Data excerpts

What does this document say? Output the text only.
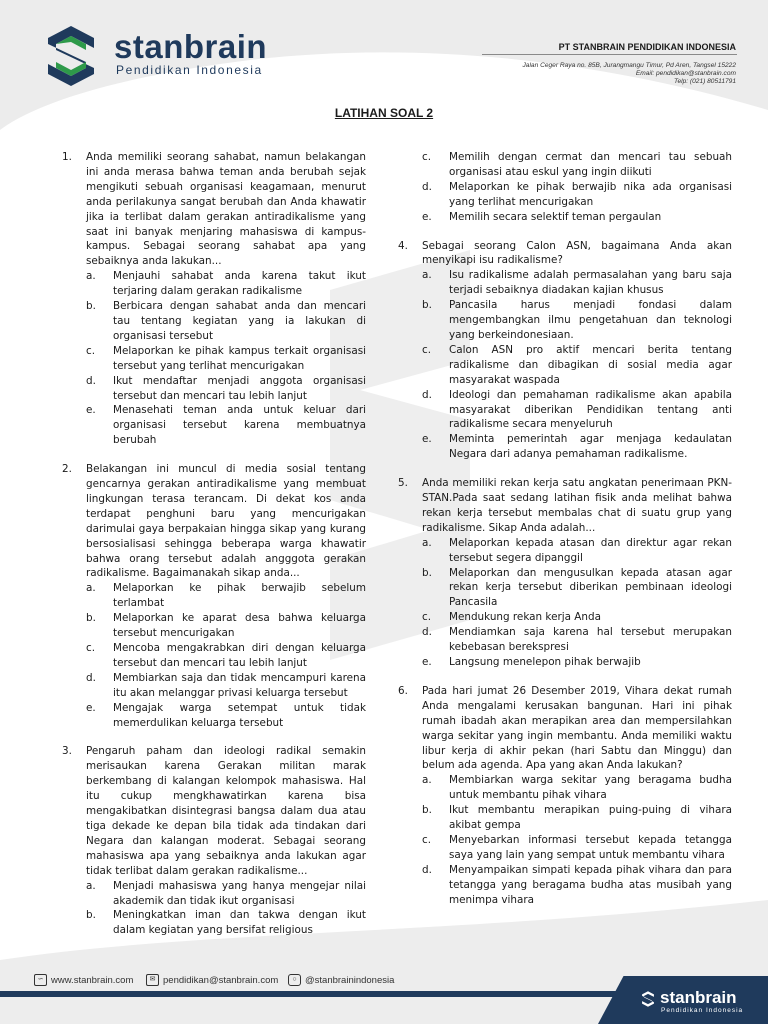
stanbrain
Pendidikan Indonesia
PT STANBRAIN PENDIDIKAN INDONESIA
Jalan Ceger Raya no. 85B, Jurangmangu Timur, Pd Aren, Tangsel 15222
Email: pendidikan@stanbrain.com
Telp: (021) 80511791
LATIHAN SOAL 2
1. Anda memiliki seorang sahabat, namun belakangan ini anda merasa bahwa teman anda berubah sejak mengikuti sebuah organisasi keagamaan, menurut anda perilakunya sangat berubah dan Anda khawatir jika ia terlibat dalam gerakan antiradikalisme yang saat ini banyak menjaring mahasiswa di kampus-kampus. Sebagai seorang sahabat apa yang sebaiknya anda lakukan...
a. Menjauhi sahabat anda karena takut ikut terjaring dalam gerakan radikalisme
b. Berbicara dengan sahabat anda dan mencari tau tentang kegiatan yang ia lakukan di organisasi tersebut
c. Melaporkan ke pihak kampus terkait organisasi tersebut yang terlihat mencurigakan
d. Ikut mendaftar menjadi anggota organisasi tersebut dan mencari tau lebih lanjut
e. Menasehati teman anda untuk keluar dari organisasi tersebut karena membuatnya berubah
2. Belakangan ini muncul di media sosial tentang gencarnya gerakan antiradikalisme yang membuat lingkungan terasa terancam. Di dekat kos anda terdapat penghuni baru yang mencurigakan darimulai gaya berpakaian hingga sikap yang kurang bersosialisasi sehingga beberapa warga khawatir bahwa orang tersebut adalah angggota gerakan radikalisme. Bagaimanakah sikap anda...
a. Melaporkan ke pihak berwajib sebelum terlambat
b. Melaporkan ke aparat desa bahwa keluarga tersebut mencurigakan
c. Mencoba mengakrabkan diri dengan keluarga tersebut dan mencari tau lebih lanjut
d. Membiarkan saja dan tidak mencampuri karena itu akan melanggar privasi keluarga tersebut
e. Mengajak warga setempat untuk tidak memerdulikan keluarga tersebut
3. Pengaruh paham dan ideologi radikal semakin merisaukan karena Gerakan militan marak berkembang di kalangan kelompok mahasiswa. Hal itu cukup mengkhawatirkan karena bisa mengakibatkan disintegrasi bangsa dalam dua atau tiga dekade ke depan bila tidak ada tindakan dari Negara dan kalangan moderat. Sebagai seorang mahasiswa apa yang sebaiknya anda lakukan agar tidak terlibat dalam gerakan radikalisme...
a. Menjadi mahasiswa yang hanya mengejar nilai akademik dan tidak ikut organisasi
b. Meningkatkan iman dan takwa dengan ikut dalam kegiatan yang bersifat religious
c. Memilih dengan cermat dan mencari tau sebuah organisasi atau eskul yang ingin diikuti
d. Melaporkan ke pihak berwajib nika ada organisasi yang terlihat mencurigakan
e. Memilih secara selektif teman pergaulan
4. Sebagai seorang Calon ASN, bagaimana Anda akan menyikapi isu radikalisme?
a. Isu radikalisme adalah permasalahan yang baru saja terjadi sebaiknya diadakan kajian khusus
b. Pancasila harus menjadi fondasi dalam mengembangkan ilmu pengetahuan dan teknologi yang berkeindonesiaan.
c. Calon ASN pro aktif mencari berita tentang radikalisme dan dibagikan di sosial media agar masyarakat waspada
d. Ideologi dan pemahaman radikalisme akan apabila masyarakat diberikan Pendidikan tentang anti radikalisme secara menyeluruh
e. Meminta pemerintah agar menjaga kedaulatan Negara dari adanya pemahaman radikalisme.
5. Anda memiliki rekan kerja satu angkatan penerimaan PKN-STAN.Pada saat sedang latihan fisik anda melihat bahwa rekan kerja tersebut membalas chat di suatu grup yang radikalisme. Sikap Anda adalah...
a. Melaporkan kepada atasan dan direktur agar rekan tersebut segera dipanggil
b. Melaporkan dan mengusulkan kepada atasan agar rekan kerja tersebut diberikan pembinaan ideologi Pancasila
c. Mendukung rekan kerja Anda
d. Mendiamkan saja karena hal tersebut merupakan kebebasan berekspresi
e. Langsung menelepon pihak berwajib
6. Pada hari jumat 26 Desember 2019, Vihara dekat rumah Anda mengalami kerusakan bangunan. Hari ini pihak rumah ibadah akan merapikan area dan mempersilahkan warga sekitar yang ingin membantu. Anda memiliki waktu libur kerja di akhir pekan (hari Sabtu dan Minggu) dan belum ada agenda. Apa yang akan Anda lakukan?
a. Membiarkan warga sekitar yang beragama budha untuk membantu pihak vihara
b. Ikut membantu merapikan puing-puing di vihara akibat gempa
c. Menyebarkan informasi tersebut kepada tetangga saya yang lain yang sempat untuk membantu vihara
d. Menyampaikan simpati kepada pihak vihara dan para tetangga yang beragama budha atas musibah yang menimpa vihara
∽ www.stanbrain.com	✉ pendidikan@stanbrain.com	○ @stanbrainindonesia
stanbrain
Pendidikan Indonesia
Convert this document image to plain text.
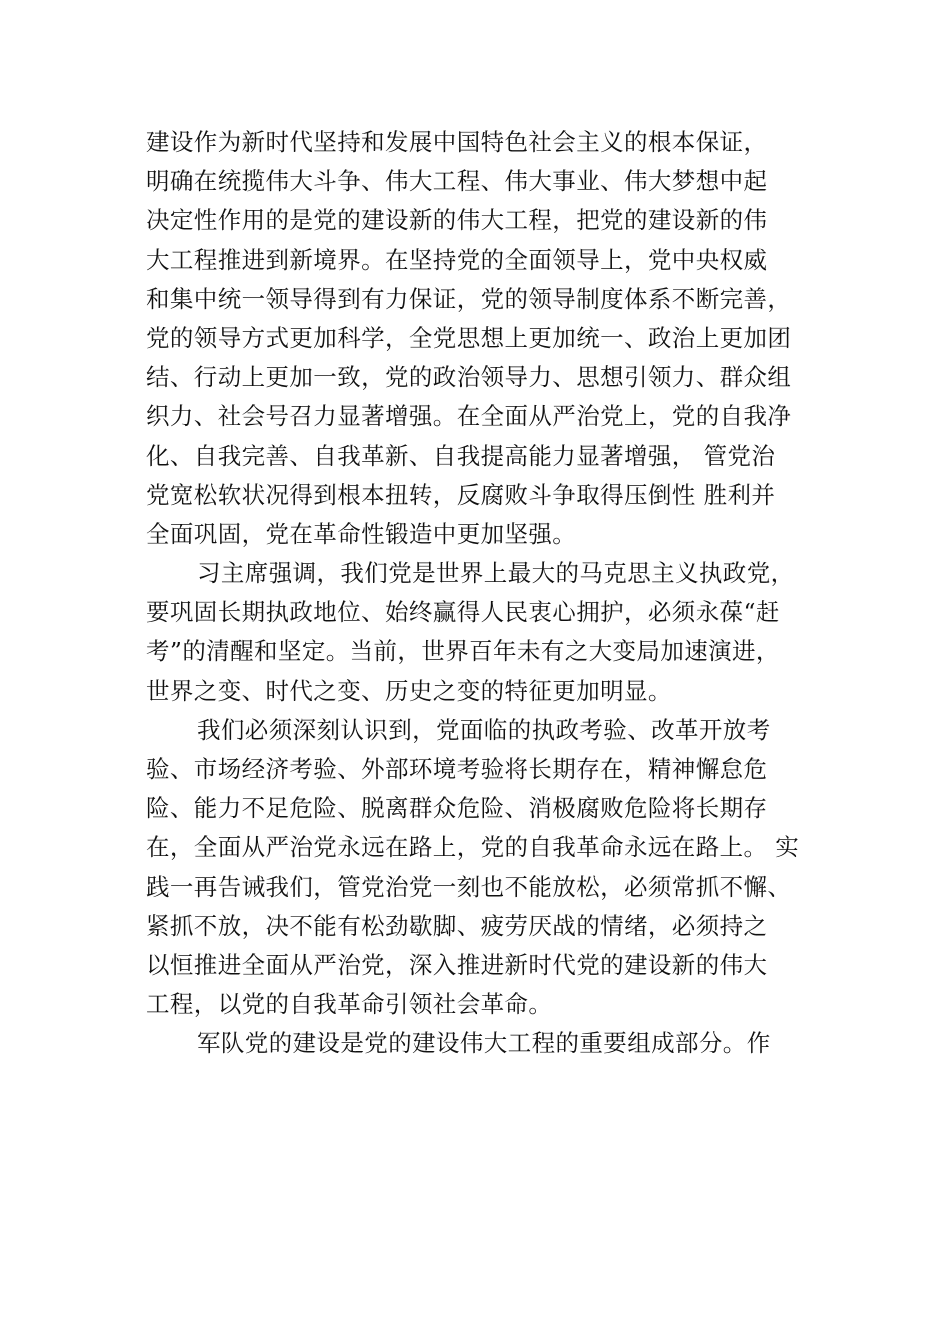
建设作为新时代坚持和发展中国特色社会主义的根本保证，
明确在统揽伟大斗争、伟大工程、伟大事业、伟大梦想中起
决定性作用的是党的建设新的伟大工程，把党的建设新的伟
大工程推进到新境界。在坚持党的全面领导上，党中央权威
和集中统一领导得到有力保证，党的领导制度体系不断完善，
党的领导方式更加科学，全党思想上更加统一、政治上更加团
结、行动上更加一致，党的政治领导力、思想引领力、群众组
织力、社会号召力显著增强。在全面从严治党上，党的自我净
化、自我完善、自我革新、自我提高能力显著增强， 管党治
党宽松软状况得到根本扭转，反腐败斗争取得压倒性 胜利并
全面巩固，党在革命性锻造中更加坚强。
习主席强调，我们党是世界上最大的马克思主义执政党，
要巩固长期执政地位、始终赢得人民衷心拥护，必须永葆“赶
考”的清醒和坚定。当前，世界百年未有之大变局加速演进，
世界之变、时代之变、历史之变的特征更加明显。
我们必须深刻认识到，党面临的执政考验、改革开放考
验、市场经济考验、外部环境考验将长期存在，精神懈怠危
险、能力不足危险、脱离群众危险、消极腐败危险将长期存
在，全面从严治党永远在路上，党的自我革命永远在路上。 实
践一再告诫我们，管党治党一刻也不能放松，必须常抓不懈、
紧抓不放，决不能有松劲歇脚、疲劳厌战的情绪，必须持之
以恒推进全面从严治党，深入推进新时代党的建设新的伟大
工程，以党的自我革命引领社会革命。
军队党的建设是党的建设伟大工程的重要组成部分。作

--- REQUEST ---
Write out the entries above word for word. Do not include the pictures.

--- RESPONSE TO THE EXERCISE ---
What does this document say? Output the text only.
stanbrain
Pendidikan Indonesia
PT STANBRAIN PENDIDIKAN INDONESIA
Jalan Ceger Raya no. 85B, Jurangmangu Timur, Pd Aren, Tangsel 15222
Email: pendidikan@stanbrain.com
Telp: (021) 80511791
LATIHAN SOAL 2
1. Anda memiliki seorang sahabat, namun belakangan ini anda merasa bahwa teman anda berubah sejak mengikuti sebuah organisasi keagamaan, menurut anda perilakunya sangat berubah dan Anda khawatir jika ia terlibat dalam gerakan antiradikalisme yang saat ini banyak menjaring mahasiswa di kampus-kampus. Sebagai seorang sahabat apa yang sebaiknya anda lakukan...
a. Menjauhi sahabat anda karena takut ikut terjaring dalam gerakan radikalisme
b. Berbicara dengan sahabat anda dan mencari tau tentang kegiatan yang ia lakukan di organisasi tersebut
c. Melaporkan ke pihak kampus terkait organisasi tersebut yang terlihat mencurigakan
d. Ikut mendaftar menjadi anggota organisasi tersebut dan mencari tau lebih lanjut
e. Menasehati teman anda untuk keluar dari organisasi tersebut karena membuatnya berubah
2. Belakangan ini muncul di media sosial tentang gencarnya gerakan antiradikalisme yang membuat lingkungan terasa terancam. Di dekat kos anda terdapat penghuni baru yang mencurigakan darimulai gaya berpakaian hingga sikap yang kurang bersosialisasi sehingga beberapa warga khawatir bahwa orang tersebut adalah angggota gerakan radikalisme. Bagaimanakah sikap anda...
a. Melaporkan ke pihak berwajib sebelum terlambat
b. Melaporkan ke aparat desa bahwa keluarga tersebut mencurigakan
c. Mencoba mengakrabkan diri dengan keluarga tersebut dan mencari tau lebih lanjut
d. Membiarkan saja dan tidak mencampuri karena itu akan melanggar privasi keluarga tersebut
e. Mengajak warga setempat untuk tidak memerdulikan keluarga tersebut
3. Pengaruh paham dan ideologi radikal semakin merisaukan karena Gerakan militan marak berkembang di kalangan kelompok mahasiswa. Hal itu cukup mengkhawatirkan karena bisa mengakibatkan disintegrasi bangsa dalam dua atau tiga dekade ke depan bila tidak ada tindakan dari Negara dan kalangan moderat. Sebagai seorang mahasiswa apa yang sebaiknya anda lakukan agar tidak terlibat dalam gerakan radikalisme...
a. Menjadi mahasiswa yang hanya mengejar nilai akademik dan tidak ikut organisasi
b. Meningkatkan iman dan takwa dengan ikut dalam kegiatan yang bersifat religious
c. Memilih dengan cermat dan mencari tau sebuah organisasi atau eskul yang ingin diikuti
d. Melaporkan ke pihak berwajib nika ada organisasi yang terlihat mencurigakan
e. Memilih secara selektif teman pergaulan
4. Sebagai seorang Calon ASN, bagaimana Anda akan menyikapi isu radikalisme?
a. Isu radikalisme adalah permasalahan yang baru saja terjadi sebaiknya diadakan kajian khusus
b. Pancasila harus menjadi fondasi dalam mengembangkan ilmu pengetahuan dan teknologi yang berkeindonesiaan.
c. Calon ASN pro aktif mencari berita tentang radikalisme dan dibagikan di sosial media agar masyarakat waspada
d. Ideologi dan pemahaman radikalisme akan apabila masyarakat diberikan Pendidikan tentang anti radikalisme secara menyeluruh
e. Meminta pemerintah agar menjaga kedaulatan Negara dari adanya pemahaman radikalisme.
5. Anda memiliki rekan kerja satu angkatan penerimaan PKN-STAN.Pada saat sedang latihan fisik anda melihat bahwa rekan kerja tersebut membalas chat di suatu grup yang radikalisme. Sikap Anda adalah...
a. Melaporkan kepada atasan dan direktur agar rekan tersebut segera dipanggil
b. Melaporkan dan mengusulkan kepada atasan agar rekan kerja tersebut diberikan pembinaan ideologi Pancasila
c. Mendukung rekan kerja Anda
d. Mendiamkan saja karena hal tersebut merupakan kebebasan berekspresi
e. Langsung menelepon pihak berwajib
6. Pada hari jumat 26 Desember 2019, Vihara dekat rumah Anda mengalami kerusakan bangunan. Hari ini pihak rumah ibadah akan merapikan area dan mempersilahkan warga sekitar yang ingin membantu. Anda memiliki waktu libur kerja di akhir pekan (hari Sabtu dan Minggu) dan belum ada agenda. Apa yang akan Anda lakukan?
a. Membiarkan warga sekitar yang beragama budha untuk membantu pihak vihara
b. Ikut membantu merapikan puing-puing di vihara akibat gempa
c. Menyebarkan informasi tersebut kepada tetangga saya yang lain yang sempat untuk membantu vihara
d. Menyampaikan simpati kepada pihak vihara dan para tetangga yang beragama budha atas musibah yang menimpa vihara
∽ www.stanbrain.com	✉ pendidikan@stanbrain.com	○ @stanbrainindonesia
stanbrain
Pendidikan Indonesia
Convert this document image to plain text.
建设作为新时代坚持和发展中国特色社会主义的根本保证，
明确在统揽伟大斗争、伟大工程、伟大事业、伟大梦想中起
决定性作用的是党的建设新的伟大工程，把党的建设新的伟
大工程推进到新境界。在坚持党的全面领导上，党中央权威
和集中统一领导得到有力保证，党的领导制度体系不断完善，
党的领导方式更加科学，全党思想上更加统一、政治上更加团
结、行动上更加一致，党的政治领导力、思想引领力、群众组
织力、社会号召力显著增强。在全面从严治党上，党的自我净
化、自我完善、自我革新、自我提高能力显著增强， 管党治
党宽松软状况得到根本扭转，反腐败斗争取得压倒性 胜利并
全面巩固，党在革命性锻造中更加坚强。
习主席强调，我们党是世界上最大的马克思主义执政党，
要巩固长期执政地位、始终赢得人民衷心拥护，必须永葆“赶
考”的清醒和坚定。当前，世界百年未有之大变局加速演进，
世界之变、时代之变、历史之变的特征更加明显。
我们必须深刻认识到，党面临的执政考验、改革开放考
验、市场经济考验、外部环境考验将长期存在，精神懈怠危
险、能力不足危险、脱离群众危险、消极腐败危险将长期存
在，全面从严治党永远在路上，党的自我革命永远在路上。 实
践一再告诫我们，管党治党一刻也不能放松，必须常抓不懈、
紧抓不放，决不能有松劲歇脚、疲劳厌战的情绪，必须持之
以恒推进全面从严治党，深入推进新时代党的建设新的伟大
工程，以党的自我革命引领社会革命。
军队党的建设是党的建设伟大工程的重要组成部分。作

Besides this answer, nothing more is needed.